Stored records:
◇ ◇ ◇

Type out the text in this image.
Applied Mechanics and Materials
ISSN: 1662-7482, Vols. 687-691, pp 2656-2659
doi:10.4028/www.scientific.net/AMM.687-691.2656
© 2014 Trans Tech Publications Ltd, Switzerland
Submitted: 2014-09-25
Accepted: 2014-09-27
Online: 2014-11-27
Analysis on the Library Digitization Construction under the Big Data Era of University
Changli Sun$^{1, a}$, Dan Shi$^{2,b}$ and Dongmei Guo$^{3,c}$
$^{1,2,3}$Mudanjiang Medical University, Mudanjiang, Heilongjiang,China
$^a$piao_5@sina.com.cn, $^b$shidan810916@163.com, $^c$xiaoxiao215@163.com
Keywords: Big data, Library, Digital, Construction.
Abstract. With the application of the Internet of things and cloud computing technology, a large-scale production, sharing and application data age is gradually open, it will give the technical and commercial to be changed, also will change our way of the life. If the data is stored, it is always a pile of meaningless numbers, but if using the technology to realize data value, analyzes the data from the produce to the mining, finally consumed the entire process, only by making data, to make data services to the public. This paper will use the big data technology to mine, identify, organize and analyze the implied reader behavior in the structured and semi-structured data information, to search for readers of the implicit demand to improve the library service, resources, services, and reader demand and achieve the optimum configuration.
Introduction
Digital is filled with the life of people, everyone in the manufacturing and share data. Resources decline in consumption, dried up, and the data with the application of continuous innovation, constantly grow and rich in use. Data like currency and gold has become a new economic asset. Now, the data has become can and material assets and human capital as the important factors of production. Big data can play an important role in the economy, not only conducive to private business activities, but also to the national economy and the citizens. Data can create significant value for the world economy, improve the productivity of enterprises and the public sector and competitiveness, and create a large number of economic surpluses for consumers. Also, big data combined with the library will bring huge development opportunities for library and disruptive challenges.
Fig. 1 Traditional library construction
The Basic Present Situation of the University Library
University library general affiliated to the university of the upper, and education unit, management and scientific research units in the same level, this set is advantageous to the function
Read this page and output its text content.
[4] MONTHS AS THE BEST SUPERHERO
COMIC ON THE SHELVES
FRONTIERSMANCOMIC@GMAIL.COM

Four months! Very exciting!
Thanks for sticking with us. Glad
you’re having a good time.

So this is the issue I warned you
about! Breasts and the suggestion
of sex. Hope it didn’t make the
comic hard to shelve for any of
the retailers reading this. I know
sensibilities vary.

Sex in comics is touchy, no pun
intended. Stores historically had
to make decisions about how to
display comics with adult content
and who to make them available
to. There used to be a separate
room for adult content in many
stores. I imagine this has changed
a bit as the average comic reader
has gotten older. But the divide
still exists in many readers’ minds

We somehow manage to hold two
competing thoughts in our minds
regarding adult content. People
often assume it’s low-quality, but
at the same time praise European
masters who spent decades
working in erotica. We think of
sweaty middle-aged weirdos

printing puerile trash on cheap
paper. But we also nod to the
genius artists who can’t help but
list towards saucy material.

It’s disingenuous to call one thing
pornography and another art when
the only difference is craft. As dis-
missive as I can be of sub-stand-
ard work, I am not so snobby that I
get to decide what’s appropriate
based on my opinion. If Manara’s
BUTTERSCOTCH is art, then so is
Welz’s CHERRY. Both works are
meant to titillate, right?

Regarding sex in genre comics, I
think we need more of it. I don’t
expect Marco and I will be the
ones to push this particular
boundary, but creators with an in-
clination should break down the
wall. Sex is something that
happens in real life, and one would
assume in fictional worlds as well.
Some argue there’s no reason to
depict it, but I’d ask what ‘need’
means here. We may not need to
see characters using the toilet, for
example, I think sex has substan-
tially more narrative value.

◇ ◇ ◇

▶ _Direction_: Give the listing again, word for word.

▶ _Finished answer_:
Type out the text in this image.
Applied Mechanics and Materials
ISSN: 1662-7482, Vols. 687-691, pp 2656-2659
doi:10.4028/www.scientific.net/AMM.687-691.2656
© 2014 Trans Tech Publications Ltd, Switzerland
Submitted: 2014-09-25
Accepted: 2014-09-27
Online: 2014-11-27
Analysis on the Library Digitization Construction under the Big Data Era of University
Changli Sun$^{1, a}$, Dan Shi$^{2,b}$ and Dongmei Guo$^{3,c}$
$^{1,2,3}$Mudanjiang Medical University, Mudanjiang, Heilongjiang,China
$^a$piao_5@sina.com.cn, $^b$shidan810916@163.com, $^c$xiaoxiao215@163.com
Keywords: Big data, Library, Digital, Construction.
Abstract. With the application of the Internet of things and cloud computing technology, a large-scale production, sharing and application data age is gradually open, it will give the technical and commercial to be changed, also will change our way of the life. If the data is stored, it is always a pile of meaningless numbers, but if using the technology to realize data value, analyzes the data from the produce to the mining, finally consumed the entire process, only by making data, to make data services to the public. This paper will use the big data technology to mine, identify, organize and analyze the implied reader behavior in the structured and semi-structured data information, to search for readers of the implicit demand to improve the library service, resources, services, and reader demand and achieve the optimum configuration.
Introduction
Digital is filled with the life of people, everyone in the manufacturing and share data. Resources decline in consumption, dried up, and the data with the application of continuous innovation, constantly grow and rich in use. Data like currency and gold has become a new economic asset. Now, the data has become can and material assets and human capital as the important factors of production. Big data can play an important role in the economy, not only conducive to private business activities, but also to the national economy and the citizens. Data can create significant value for the world economy, improve the productivity of enterprises and the public sector and competitiveness, and create a large number of economic surpluses for consumers. Also, big data combined with the library will bring huge development opportunities for library and disruptive challenges.
Fig. 1 Traditional library construction
The Basic Present Situation of the University Library
University library general affiliated to the university of the upper, and education unit, management and scientific research units in the same level, this set is advantageous to the function
Read this page and output its text content.
[4] MONTHS AS THE BEST SUPERHERO
COMIC ON THE SHELVES
FRONTIERSMANCOMIC@GMAIL.COM

Four months! Very exciting!
Thanks for sticking with us. Glad
you’re having a good time.

So this is the issue I warned you
about! Breasts and the suggestion
of sex. Hope it didn’t make the
comic hard to shelve for any of
the retailers reading this. I know
sensibilities vary.

Sex in comics is touchy, no pun
intended. Stores historically had
to make decisions about how to
display comics with adult content
and who to make them available
to. There used to be a separate
room for adult content in many
stores. I imagine this has changed
a bit as the average comic reader
has gotten older. But the divide
still exists in many readers’ minds

We somehow manage to hold two
competing thoughts in our minds
regarding adult content. People
often assume it’s low-quality, but
at the same time praise European
masters who spent decades
working in erotica. We think of
sweaty middle-aged weirdos

printing puerile trash on cheap
paper. But we also nod to the
genius artists who can’t help but
list towards saucy material.

It’s disingenuous to call one thing
pornography and another art when
the only difference is craft. As dis-
missive as I can be of sub-stand-
ard work, I am not so snobby that I
get to decide what’s appropriate
based on my opinion. If Manara’s
BUTTERSCOTCH is art, then so is
Welz’s CHERRY. Both works are
meant to titillate, right?

Regarding sex in genre comics, I
think we need more of it. I don’t
expect Marco and I will be the
ones to push this particular
boundary, but creators with an in-
clination should break down the
wall. Sex is something that
happens in real life, and one would
assume in fictional worlds as well.
Some argue there’s no reason to
depict it, but I’d ask what ‘need’
means here. We may not need to
see characters using the toilet, for
example, I think sex has substan-
tially more narrative value.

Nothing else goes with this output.